> [STATED TASK]:
Reproduce all the material exactly, minus any pictures it holds.

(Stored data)
· · · · · · ·
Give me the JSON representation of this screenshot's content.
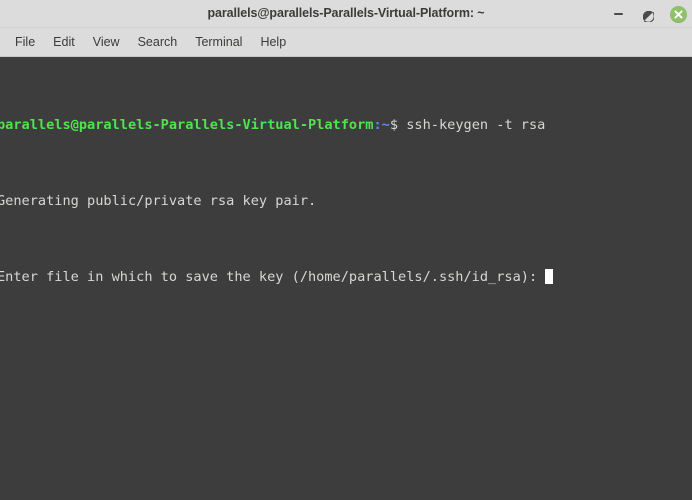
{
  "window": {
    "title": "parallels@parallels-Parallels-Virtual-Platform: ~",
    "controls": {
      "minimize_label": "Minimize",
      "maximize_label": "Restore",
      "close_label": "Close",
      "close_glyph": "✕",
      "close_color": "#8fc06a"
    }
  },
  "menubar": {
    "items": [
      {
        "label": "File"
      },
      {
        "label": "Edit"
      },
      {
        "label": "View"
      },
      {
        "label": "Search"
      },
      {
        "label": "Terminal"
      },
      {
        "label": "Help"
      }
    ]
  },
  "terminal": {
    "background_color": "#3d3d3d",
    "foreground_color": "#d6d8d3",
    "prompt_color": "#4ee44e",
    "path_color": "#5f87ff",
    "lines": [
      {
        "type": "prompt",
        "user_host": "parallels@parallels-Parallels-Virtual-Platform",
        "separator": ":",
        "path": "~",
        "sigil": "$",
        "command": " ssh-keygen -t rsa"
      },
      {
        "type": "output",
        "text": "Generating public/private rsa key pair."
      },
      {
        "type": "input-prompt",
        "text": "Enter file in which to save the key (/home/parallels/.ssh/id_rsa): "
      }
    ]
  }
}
· · · · · · ·
> [OUTPUT BELOW]:
Give me the JSON representation of this screenshot's content.
{
  "window": {
    "title": "parallels@parallels-Parallels-Virtual-Platform: ~",
    "controls": {
      "minimize_label": "Minimize",
      "maximize_label": "Restore",
      "close_label": "Close",
      "close_glyph": "✕",
      "close_color": "#8fc06a"
    }
  },
  "menubar": {
    "items": [
      {
        "label": "File"
      },
      {
        "label": "Edit"
      },
      {
        "label": "View"
      },
      {
        "label": "Search"
      },
      {
        "label": "Terminal"
      },
      {
        "label": "Help"
      }
    ]
  },
  "terminal": {
    "background_color": "#3d3d3d",
    "foreground_color": "#d6d8d3",
    "prompt_color": "#4ee44e",
    "path_color": "#5f87ff",
    "lines": [
      {
        "type": "prompt",
        "user_host": "parallels@parallels-Parallels-Virtual-Platform",
        "separator": ":",
        "path": "~",
        "sigil": "$",
        "command": " ssh-keygen -t rsa"
      },
      {
        "type": "output",
        "text": "Generating public/private rsa key pair."
      },
      {
        "type": "input-prompt",
        "text": "Enter file in which to save the key (/home/parallels/.ssh/id_rsa): "
      }
    ]
  }
}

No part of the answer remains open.